Problem details:
Read the material below and count the lines holding the string "this". Give that count with nothing added.

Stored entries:
· · · · ·

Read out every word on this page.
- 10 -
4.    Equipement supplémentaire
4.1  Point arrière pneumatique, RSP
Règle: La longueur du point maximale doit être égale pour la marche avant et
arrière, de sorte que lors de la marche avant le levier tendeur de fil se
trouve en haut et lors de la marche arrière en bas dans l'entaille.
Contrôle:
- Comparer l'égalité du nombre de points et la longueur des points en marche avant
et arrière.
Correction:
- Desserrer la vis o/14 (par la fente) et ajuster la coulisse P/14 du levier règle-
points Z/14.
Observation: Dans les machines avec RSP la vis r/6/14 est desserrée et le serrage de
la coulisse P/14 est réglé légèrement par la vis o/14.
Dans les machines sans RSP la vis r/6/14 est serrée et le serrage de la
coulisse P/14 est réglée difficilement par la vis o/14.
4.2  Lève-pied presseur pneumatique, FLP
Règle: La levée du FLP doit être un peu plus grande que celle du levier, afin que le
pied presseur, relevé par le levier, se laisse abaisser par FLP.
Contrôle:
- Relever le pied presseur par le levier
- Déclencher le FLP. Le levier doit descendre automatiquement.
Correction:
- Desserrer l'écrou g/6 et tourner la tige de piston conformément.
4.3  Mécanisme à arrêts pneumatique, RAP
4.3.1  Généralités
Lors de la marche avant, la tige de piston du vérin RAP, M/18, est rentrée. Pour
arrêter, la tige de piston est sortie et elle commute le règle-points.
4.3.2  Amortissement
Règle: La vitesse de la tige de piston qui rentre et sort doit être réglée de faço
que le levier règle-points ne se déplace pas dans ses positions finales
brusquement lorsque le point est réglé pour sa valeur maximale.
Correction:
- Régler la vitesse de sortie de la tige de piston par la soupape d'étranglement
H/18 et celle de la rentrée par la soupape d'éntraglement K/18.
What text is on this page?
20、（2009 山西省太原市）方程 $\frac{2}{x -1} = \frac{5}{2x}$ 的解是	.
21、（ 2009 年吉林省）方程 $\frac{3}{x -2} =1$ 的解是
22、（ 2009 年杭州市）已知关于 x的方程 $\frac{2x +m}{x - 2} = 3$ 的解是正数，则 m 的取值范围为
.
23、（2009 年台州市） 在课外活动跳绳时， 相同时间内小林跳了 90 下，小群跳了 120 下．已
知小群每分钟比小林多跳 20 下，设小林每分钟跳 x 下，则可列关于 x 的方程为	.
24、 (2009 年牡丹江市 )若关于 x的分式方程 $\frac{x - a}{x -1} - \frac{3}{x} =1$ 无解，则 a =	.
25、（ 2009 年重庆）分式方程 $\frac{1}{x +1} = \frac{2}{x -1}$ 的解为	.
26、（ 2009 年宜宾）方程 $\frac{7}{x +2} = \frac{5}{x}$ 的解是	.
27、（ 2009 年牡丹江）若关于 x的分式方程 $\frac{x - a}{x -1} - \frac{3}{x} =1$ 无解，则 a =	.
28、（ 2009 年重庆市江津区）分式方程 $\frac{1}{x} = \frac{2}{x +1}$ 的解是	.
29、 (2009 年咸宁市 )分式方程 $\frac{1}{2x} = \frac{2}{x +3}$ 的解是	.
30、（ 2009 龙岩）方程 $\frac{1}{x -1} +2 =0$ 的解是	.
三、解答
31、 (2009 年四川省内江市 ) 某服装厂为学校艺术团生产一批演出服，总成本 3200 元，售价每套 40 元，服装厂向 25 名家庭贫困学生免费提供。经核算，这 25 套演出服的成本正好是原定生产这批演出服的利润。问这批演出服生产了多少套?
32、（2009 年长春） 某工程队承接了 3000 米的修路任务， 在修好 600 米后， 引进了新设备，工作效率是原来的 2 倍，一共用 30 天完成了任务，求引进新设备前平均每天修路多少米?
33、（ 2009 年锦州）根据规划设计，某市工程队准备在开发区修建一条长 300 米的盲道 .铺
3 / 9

· · · · ·

Expected answer:
2